**Task goal**
Copy the entries below word for word, starting at the first line and ending at the line that contains "- matrix-line: G".

**Excerpted records**
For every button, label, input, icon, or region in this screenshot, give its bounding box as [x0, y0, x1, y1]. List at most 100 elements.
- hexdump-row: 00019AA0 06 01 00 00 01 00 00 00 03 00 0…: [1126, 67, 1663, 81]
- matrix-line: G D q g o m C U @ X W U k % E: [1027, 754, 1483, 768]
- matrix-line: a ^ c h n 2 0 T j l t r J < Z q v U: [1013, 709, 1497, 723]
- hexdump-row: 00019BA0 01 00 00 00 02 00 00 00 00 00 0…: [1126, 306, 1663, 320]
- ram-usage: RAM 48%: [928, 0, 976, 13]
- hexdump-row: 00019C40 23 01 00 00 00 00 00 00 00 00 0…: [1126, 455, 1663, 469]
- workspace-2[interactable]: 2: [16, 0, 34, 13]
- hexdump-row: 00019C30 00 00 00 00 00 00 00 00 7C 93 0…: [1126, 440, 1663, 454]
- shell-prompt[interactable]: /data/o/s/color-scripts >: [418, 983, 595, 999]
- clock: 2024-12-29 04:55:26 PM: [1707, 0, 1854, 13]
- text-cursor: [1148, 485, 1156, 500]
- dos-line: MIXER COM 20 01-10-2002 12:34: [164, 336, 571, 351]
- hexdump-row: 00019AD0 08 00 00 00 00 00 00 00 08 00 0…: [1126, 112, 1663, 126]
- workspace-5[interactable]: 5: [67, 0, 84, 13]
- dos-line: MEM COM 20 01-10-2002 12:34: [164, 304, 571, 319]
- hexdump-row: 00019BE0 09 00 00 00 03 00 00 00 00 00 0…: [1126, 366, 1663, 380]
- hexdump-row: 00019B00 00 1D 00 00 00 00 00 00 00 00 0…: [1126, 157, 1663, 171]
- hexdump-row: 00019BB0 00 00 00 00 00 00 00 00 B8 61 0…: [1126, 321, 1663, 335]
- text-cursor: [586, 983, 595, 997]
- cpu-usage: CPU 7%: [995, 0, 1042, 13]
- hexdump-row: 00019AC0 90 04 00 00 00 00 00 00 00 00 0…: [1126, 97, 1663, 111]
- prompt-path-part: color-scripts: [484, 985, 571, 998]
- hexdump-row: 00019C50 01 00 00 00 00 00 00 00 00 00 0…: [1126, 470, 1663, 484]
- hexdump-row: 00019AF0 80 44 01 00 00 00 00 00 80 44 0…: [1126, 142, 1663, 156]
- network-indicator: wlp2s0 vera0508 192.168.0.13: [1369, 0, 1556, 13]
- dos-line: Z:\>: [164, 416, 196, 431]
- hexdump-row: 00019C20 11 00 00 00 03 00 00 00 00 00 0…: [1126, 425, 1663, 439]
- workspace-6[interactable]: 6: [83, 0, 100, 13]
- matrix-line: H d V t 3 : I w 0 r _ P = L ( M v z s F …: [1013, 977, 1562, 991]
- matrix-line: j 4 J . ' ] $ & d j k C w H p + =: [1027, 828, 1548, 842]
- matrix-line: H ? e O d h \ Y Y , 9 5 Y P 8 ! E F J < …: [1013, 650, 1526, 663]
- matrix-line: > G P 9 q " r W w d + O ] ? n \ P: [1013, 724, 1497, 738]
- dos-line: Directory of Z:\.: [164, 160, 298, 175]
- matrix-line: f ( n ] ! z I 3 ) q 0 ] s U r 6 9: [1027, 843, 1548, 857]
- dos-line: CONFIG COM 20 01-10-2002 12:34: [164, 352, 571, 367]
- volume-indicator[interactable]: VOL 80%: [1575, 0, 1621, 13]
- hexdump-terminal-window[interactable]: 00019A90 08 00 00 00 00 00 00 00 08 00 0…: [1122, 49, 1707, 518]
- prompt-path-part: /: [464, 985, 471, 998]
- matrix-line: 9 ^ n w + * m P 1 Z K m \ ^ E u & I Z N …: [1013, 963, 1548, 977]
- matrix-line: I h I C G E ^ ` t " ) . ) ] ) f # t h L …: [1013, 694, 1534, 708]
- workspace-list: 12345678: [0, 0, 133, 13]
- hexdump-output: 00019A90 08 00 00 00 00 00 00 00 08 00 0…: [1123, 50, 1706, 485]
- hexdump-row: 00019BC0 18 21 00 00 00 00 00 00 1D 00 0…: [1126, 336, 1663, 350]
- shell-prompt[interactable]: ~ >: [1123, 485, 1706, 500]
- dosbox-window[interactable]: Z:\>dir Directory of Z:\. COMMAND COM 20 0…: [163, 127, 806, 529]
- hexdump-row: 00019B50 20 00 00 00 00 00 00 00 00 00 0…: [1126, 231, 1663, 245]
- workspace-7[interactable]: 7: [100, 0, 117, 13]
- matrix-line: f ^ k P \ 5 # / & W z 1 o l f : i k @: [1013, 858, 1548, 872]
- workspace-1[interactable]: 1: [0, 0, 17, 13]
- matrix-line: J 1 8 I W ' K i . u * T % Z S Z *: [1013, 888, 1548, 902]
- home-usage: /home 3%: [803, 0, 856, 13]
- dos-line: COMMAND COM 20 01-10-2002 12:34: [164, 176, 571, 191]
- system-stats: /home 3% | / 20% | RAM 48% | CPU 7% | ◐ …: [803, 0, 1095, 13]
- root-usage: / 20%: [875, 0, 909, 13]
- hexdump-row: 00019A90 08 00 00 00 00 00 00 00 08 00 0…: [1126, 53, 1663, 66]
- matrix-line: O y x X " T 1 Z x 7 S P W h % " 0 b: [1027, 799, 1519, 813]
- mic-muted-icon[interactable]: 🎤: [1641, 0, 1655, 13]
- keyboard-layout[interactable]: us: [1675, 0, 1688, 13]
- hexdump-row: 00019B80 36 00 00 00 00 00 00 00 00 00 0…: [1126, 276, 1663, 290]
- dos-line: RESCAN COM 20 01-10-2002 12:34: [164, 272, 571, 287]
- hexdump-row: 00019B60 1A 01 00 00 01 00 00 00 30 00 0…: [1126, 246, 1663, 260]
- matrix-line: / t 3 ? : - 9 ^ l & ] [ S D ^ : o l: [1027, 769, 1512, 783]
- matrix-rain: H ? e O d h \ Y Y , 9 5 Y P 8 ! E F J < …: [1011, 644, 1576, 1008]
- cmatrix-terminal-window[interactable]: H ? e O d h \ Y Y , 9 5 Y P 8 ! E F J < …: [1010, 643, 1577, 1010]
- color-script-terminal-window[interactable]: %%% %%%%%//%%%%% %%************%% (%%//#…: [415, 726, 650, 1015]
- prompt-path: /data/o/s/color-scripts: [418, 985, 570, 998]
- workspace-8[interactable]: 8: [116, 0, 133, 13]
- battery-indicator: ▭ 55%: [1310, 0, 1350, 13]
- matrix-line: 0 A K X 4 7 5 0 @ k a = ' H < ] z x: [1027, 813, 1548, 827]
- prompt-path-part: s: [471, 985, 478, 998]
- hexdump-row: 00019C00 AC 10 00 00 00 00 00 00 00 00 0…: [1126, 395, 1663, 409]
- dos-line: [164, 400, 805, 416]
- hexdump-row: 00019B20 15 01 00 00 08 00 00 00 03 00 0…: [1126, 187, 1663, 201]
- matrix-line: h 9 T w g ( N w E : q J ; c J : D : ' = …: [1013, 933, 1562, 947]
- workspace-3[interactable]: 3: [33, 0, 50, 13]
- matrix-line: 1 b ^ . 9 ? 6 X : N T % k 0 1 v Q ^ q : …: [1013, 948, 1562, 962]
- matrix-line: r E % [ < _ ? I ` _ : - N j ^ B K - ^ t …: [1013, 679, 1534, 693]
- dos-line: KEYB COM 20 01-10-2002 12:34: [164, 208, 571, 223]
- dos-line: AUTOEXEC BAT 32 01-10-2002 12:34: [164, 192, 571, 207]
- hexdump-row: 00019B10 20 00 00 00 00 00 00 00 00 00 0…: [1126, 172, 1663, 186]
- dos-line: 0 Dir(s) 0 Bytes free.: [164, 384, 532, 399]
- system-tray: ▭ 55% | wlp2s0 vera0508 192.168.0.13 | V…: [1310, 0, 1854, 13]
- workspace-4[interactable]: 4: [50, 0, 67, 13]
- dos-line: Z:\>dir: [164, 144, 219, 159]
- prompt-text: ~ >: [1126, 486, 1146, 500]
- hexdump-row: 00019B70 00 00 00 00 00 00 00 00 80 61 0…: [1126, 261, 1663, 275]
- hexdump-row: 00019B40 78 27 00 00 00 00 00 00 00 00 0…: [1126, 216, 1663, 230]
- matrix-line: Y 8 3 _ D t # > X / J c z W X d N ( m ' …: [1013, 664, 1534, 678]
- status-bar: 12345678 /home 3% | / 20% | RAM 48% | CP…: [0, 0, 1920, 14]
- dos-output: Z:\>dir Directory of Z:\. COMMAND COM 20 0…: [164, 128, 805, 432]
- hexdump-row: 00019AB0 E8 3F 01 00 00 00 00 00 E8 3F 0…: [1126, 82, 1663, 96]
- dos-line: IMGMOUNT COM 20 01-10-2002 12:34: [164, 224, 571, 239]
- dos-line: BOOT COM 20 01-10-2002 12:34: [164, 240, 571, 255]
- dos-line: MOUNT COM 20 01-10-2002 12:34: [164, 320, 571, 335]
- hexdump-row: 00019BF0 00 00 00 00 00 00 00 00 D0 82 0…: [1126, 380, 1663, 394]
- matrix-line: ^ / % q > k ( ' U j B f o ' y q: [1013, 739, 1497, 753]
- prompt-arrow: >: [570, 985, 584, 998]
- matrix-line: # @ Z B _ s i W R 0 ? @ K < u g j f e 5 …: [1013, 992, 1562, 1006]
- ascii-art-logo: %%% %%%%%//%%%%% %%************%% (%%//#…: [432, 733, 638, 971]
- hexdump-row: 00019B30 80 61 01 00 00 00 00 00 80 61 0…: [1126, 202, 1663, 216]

**Answer to this task**
For every button, label, input, icon, or region in this screenshot, give its bounding box as [x0, y0, x1, y1]. List at most 100 elements.
- hexdump-row: 00019AA0 06 01 00 00 01 00 00 00 03 00 0…: [1126, 67, 1663, 81]
- matrix-line: G D q g o m C U @ X W U k % E: [1027, 754, 1483, 768]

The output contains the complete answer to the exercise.